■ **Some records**
■ ■ ■ ■ ■
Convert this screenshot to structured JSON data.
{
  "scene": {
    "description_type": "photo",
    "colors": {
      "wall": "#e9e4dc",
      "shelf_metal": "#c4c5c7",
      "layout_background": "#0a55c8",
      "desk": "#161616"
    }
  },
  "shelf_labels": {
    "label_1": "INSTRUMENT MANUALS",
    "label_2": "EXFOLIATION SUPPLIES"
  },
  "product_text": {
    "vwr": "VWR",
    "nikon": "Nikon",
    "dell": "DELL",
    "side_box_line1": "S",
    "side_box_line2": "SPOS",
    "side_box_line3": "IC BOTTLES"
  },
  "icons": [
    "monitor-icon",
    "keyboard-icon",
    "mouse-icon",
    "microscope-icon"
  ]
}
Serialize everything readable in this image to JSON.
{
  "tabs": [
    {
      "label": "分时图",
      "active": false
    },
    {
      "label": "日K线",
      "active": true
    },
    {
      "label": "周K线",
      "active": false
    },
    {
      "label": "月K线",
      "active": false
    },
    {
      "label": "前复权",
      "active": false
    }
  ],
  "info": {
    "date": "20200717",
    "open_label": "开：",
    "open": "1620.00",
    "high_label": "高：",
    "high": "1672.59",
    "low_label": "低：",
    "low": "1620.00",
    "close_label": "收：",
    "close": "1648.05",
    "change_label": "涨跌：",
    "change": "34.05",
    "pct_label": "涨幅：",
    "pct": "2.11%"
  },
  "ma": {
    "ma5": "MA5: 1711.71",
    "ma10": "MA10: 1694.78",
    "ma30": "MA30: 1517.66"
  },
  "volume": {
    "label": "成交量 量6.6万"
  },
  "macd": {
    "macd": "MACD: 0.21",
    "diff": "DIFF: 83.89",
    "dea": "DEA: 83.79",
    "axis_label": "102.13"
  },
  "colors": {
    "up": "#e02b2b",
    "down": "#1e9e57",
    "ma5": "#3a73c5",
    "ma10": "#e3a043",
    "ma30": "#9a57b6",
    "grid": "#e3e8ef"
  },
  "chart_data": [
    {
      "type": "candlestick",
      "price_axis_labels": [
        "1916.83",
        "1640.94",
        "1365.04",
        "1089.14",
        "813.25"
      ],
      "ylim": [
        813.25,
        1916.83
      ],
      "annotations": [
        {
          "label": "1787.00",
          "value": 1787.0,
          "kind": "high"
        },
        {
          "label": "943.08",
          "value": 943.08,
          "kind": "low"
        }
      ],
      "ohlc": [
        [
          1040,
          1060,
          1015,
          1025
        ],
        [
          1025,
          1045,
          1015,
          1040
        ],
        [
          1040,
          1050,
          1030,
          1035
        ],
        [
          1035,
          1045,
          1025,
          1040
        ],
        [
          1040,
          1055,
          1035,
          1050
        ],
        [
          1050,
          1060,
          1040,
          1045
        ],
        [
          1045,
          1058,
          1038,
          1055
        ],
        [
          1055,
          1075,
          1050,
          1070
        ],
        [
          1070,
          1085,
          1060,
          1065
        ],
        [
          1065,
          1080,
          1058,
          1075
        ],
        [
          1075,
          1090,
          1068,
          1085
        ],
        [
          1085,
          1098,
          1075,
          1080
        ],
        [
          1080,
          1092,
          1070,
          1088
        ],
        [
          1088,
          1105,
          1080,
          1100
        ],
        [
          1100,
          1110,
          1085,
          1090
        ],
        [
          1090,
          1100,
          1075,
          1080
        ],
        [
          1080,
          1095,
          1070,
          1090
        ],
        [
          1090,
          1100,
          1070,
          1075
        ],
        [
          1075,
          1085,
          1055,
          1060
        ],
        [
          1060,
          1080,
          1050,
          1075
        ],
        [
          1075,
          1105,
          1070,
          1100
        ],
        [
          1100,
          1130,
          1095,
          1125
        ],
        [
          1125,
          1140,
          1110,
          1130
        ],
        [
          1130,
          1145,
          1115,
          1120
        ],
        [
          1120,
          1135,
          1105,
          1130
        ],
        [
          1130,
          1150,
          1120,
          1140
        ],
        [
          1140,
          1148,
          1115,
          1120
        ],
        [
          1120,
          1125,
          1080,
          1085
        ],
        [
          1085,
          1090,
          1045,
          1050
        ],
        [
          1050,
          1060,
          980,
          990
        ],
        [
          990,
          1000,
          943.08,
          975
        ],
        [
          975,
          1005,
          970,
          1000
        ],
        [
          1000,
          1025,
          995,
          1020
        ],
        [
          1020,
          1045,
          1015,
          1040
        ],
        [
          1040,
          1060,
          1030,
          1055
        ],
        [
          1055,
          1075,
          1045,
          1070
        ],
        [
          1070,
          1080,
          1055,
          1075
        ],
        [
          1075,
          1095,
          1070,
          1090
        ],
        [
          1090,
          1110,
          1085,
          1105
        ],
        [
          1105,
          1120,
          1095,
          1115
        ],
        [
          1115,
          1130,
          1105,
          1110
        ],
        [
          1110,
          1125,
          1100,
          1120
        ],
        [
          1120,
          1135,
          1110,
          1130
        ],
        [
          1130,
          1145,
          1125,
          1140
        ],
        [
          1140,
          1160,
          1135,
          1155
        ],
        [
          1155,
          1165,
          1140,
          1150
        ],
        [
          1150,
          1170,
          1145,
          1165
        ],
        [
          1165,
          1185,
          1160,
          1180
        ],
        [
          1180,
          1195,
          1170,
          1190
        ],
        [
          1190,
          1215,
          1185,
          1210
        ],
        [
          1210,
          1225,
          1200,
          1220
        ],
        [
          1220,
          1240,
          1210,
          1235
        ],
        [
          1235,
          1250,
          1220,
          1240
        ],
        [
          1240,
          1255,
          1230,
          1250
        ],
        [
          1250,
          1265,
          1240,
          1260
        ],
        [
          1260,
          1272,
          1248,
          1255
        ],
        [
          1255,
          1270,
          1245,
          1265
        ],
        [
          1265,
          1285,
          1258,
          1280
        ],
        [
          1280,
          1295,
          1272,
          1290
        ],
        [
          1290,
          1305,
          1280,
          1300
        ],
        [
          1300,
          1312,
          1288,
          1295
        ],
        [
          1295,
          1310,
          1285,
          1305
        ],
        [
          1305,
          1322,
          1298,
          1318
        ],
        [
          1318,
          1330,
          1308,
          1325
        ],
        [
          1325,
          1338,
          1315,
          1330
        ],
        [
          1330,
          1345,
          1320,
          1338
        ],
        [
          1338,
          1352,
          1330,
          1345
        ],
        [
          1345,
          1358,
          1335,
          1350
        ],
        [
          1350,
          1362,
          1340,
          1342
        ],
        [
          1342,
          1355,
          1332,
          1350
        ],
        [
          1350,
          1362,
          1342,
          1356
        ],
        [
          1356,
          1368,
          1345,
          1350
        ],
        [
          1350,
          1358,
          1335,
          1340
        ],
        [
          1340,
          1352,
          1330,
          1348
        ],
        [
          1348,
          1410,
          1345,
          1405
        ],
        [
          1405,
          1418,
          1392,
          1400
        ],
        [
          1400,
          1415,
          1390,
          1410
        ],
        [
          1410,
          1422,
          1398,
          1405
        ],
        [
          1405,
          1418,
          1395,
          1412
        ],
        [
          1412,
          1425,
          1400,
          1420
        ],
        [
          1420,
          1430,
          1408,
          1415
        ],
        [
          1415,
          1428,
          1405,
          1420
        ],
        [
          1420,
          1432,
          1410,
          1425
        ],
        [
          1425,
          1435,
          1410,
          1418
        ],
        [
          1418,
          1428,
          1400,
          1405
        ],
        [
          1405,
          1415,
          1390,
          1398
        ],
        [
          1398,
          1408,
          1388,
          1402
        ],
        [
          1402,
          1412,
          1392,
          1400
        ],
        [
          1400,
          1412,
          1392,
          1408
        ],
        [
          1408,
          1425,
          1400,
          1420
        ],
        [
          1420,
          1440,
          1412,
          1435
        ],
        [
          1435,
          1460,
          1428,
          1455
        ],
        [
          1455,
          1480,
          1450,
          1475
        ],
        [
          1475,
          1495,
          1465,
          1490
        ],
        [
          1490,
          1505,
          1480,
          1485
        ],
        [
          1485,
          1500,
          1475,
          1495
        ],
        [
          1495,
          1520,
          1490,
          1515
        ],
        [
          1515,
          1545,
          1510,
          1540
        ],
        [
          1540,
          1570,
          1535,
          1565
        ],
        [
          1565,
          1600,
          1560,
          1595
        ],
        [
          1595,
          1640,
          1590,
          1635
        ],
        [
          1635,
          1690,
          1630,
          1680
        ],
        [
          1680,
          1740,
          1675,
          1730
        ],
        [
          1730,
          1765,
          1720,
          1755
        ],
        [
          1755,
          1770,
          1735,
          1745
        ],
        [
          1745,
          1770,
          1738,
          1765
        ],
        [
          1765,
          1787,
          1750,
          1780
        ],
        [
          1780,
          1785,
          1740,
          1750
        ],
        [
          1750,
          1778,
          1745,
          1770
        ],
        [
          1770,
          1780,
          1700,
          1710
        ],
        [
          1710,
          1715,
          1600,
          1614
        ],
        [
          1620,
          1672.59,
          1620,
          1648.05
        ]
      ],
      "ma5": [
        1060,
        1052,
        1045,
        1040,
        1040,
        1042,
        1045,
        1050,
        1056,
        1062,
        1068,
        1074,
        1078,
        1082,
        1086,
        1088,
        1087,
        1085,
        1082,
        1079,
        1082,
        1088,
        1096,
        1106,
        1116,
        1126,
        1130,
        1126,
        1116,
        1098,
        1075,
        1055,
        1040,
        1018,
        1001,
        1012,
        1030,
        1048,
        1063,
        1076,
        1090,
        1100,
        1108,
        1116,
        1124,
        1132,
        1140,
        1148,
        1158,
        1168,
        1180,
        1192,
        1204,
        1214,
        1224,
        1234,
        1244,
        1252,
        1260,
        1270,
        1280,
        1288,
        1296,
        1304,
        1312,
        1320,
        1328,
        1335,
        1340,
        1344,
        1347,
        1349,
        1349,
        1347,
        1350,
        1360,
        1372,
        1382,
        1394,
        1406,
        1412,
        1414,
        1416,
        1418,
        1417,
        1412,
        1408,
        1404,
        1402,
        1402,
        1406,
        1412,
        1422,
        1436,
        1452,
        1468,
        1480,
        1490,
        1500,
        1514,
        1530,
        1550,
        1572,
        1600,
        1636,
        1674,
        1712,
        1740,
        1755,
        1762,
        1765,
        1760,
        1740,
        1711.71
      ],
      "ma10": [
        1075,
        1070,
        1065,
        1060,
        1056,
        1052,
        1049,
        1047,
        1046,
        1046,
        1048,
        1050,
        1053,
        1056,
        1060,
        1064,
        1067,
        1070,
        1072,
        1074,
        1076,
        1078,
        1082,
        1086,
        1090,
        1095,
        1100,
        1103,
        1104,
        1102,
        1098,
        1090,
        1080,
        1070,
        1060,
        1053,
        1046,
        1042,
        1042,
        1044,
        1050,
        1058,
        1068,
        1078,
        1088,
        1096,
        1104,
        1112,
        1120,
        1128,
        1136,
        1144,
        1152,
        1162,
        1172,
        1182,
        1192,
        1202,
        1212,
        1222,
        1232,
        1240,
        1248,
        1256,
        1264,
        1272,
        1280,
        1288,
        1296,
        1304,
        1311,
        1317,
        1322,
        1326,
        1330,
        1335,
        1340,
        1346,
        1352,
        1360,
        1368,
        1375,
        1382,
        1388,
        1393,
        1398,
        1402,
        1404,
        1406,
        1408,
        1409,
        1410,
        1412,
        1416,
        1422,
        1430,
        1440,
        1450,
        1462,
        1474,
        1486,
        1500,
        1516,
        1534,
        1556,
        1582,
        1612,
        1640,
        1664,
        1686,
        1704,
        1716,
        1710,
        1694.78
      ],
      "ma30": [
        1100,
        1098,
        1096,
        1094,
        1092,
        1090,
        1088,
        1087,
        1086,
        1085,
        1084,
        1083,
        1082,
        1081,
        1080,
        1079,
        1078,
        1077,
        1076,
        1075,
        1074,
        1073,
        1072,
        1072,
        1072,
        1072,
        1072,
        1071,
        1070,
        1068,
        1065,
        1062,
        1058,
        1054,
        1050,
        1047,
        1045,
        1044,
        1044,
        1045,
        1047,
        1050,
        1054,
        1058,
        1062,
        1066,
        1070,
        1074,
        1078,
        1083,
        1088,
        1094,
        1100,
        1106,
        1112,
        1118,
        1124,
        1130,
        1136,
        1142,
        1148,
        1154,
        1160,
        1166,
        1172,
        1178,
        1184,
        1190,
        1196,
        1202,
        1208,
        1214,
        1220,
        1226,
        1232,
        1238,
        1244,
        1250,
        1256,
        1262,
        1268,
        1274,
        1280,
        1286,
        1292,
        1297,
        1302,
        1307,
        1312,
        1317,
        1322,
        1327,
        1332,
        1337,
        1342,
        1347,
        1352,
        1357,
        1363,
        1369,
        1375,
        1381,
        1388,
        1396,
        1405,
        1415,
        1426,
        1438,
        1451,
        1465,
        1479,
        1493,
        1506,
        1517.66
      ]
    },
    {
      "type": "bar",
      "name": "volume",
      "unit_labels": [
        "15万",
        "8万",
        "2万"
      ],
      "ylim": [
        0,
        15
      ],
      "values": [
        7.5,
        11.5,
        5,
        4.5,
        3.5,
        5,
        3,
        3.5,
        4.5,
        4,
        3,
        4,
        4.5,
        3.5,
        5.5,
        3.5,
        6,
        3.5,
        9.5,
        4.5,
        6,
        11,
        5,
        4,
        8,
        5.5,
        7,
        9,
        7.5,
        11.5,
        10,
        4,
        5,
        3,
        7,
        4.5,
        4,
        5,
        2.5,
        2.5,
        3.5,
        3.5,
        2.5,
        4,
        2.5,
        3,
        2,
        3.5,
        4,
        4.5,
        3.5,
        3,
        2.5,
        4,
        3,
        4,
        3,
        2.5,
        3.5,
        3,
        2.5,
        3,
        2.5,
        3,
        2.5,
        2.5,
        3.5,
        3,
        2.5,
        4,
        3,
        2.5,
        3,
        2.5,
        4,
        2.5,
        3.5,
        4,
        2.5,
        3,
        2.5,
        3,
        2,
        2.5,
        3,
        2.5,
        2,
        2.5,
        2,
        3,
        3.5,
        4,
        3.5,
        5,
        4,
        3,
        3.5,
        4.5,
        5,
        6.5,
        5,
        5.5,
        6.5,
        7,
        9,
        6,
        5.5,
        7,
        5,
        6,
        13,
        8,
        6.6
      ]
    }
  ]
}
■ ■ ■ ■ ■
■ **Set exercise**
Of the lines above, copy each that contains "this".

■ **Result**
Convert this screenshot to structured JSON data.
Serialize everything readable in this image to JSON.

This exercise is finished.